[start of EXTRACT TO READ]

Heros and Angels at The Monastery

Recently I was at an event where the The Heritage Alliance Heroes awards were presented. The awards recognise exceptional volunteer effort in the protection, preservation or promotion of heritage.

I was thrilled that this year the award went to co-founder and Chairman of the Monastery of St Francis and Gorton Trust, Paul Griffiths, for his work on the ‘Return of the Saints’ project at The Monastery. 216603_117390645023157_6261076_n

After 16 years in storage and 8 months being restored, the 12 statues of Franciscan saints have been restored to their rightful place in the Monastery’s nave. Designed by Edward Pugin, Gorton Monastery is considered one of his finest masterpieces. It was vacated by the Franciscans in 1989 and, after a false start for a new use, was left prey to significant vandalism and theft. Following a 12 year fundraising campaign by the Trust, a total of £6.5m was raised and it now provides an event venue for conferences, weddings etc. and has contributed £3.2million to the local community.

[end of EXTRACT TO READ]
[start of PROVIDED RECORDS]

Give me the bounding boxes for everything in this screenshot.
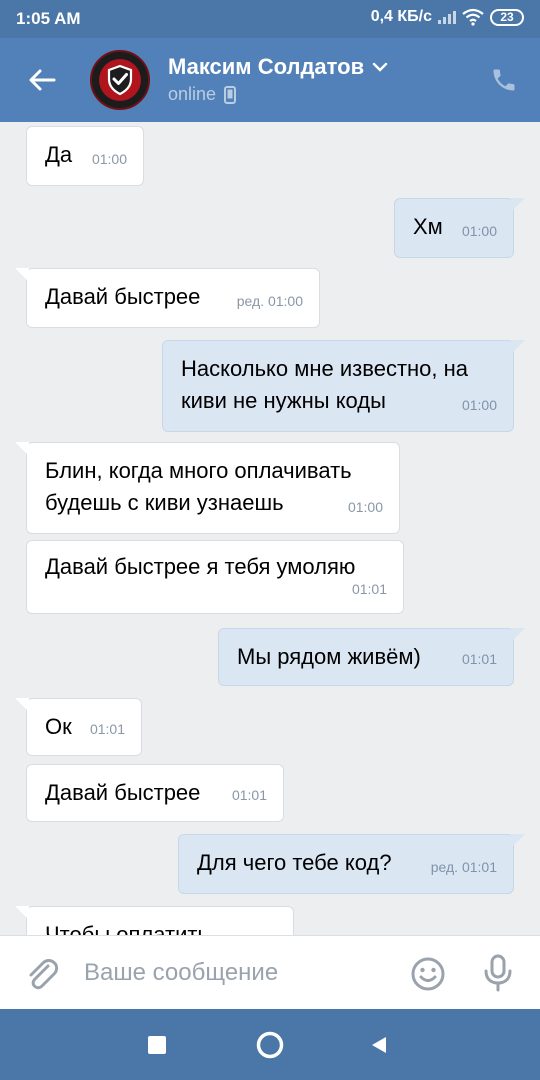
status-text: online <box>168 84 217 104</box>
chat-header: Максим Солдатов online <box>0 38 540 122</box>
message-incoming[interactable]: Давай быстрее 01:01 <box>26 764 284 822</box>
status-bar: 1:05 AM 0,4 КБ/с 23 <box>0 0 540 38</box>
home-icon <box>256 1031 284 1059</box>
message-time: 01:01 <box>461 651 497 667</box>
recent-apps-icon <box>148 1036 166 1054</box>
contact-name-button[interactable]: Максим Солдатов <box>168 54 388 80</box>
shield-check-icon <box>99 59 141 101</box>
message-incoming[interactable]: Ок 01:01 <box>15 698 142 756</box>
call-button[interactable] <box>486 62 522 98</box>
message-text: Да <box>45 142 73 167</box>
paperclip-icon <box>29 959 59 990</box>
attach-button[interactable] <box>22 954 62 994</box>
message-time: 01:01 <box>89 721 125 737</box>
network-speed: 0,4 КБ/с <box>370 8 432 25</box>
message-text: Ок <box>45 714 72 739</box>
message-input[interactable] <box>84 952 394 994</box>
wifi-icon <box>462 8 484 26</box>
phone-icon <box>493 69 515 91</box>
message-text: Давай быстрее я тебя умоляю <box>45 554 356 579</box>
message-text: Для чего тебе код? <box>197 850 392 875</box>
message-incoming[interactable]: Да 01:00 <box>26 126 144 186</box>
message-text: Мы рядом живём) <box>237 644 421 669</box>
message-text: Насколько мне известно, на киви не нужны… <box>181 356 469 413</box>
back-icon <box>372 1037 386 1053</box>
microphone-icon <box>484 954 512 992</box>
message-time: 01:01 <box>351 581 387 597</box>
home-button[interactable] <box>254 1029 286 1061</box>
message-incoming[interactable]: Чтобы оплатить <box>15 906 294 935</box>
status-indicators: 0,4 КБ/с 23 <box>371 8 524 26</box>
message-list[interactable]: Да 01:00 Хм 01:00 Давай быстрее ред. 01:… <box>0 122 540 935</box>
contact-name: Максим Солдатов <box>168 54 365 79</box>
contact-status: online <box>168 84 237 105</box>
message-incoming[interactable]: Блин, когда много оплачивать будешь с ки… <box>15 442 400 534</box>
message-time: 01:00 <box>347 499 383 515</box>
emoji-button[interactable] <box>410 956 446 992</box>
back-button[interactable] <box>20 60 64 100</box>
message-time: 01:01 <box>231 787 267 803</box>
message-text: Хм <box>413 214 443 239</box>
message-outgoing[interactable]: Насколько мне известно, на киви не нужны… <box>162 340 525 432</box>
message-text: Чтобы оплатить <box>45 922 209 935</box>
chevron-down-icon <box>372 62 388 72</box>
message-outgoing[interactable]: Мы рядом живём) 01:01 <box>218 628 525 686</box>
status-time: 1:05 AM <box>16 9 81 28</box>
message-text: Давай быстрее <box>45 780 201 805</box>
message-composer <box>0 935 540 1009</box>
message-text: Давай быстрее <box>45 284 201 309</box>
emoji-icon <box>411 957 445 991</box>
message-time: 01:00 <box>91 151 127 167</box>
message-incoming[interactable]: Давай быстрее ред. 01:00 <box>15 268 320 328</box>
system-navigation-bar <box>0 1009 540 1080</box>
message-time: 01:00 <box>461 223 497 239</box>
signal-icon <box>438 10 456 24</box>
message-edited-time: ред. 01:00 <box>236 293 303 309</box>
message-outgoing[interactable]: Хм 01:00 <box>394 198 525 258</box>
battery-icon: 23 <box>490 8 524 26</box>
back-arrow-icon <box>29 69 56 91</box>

[end of PROVIDED RECORDS]

(WHAT IS ASKED)
A. Reproduce the passage about Gorton Monastery between "Recently I was" and "promotion of heritage.", inclusive.
B. Carry on the passage about Gorton Monastery from its last sentence.

(RESPONSES FOR EACH TASK)
A.
Recently I was at an event where the The Heritage Alliance Heroes awards were presented. The awards recognise exceptional volunteer effort in the protection, preservation or promotion of heritage.

B.
Paul commented on the award said: “It is a great honour to accept this award on behalf of everyone involved with the Monastery and particularly special to receive it during the year we celebrate the 150th anniversary of the arrival of the Franciscans in Gorton. It is over 16 years since we started out with the ambition to save the derelict church and friary and find a sustainable new use for this stunning Edward Welby Pugin building.

The ‘Return of the Saints’ this year was a significant milestone in the project and would have been impossible without the very generous support of so many volunteers and professionals who donated their time and demonstrated so much skill. We are tremendously grateful to everyone who has played a part in this long but ultimately rewarding journey to restore the Monastery and bring the Saints back home, including local historian Janet Wallwork who first spotted the statues were to be sold in a Sotheby’s sale, and local MP, Sir Gerald Kaufman and Manchester City Council for the part they played.  We also must thank the major companies involved who so generously contributed to this heart warming story.

The statues have always been regarded as an integral part of the buildings’ architecture and had been noticeably missing from their plinths. They are part of the fabric not only of the Monastery but of the community as well-part of Manchester’s rich history.   This work concluded another successful chapter in the restoration and reinvention of The Monastery, Manchester’s most unique historical and architectural asset.”

The Awards were presented by Alliance Chairman Loyd Grossman and Minister for Culture, Communications and the Creative Industries Ed Vaizey, with the generous sponsorship of Ecclesiastical Insurance.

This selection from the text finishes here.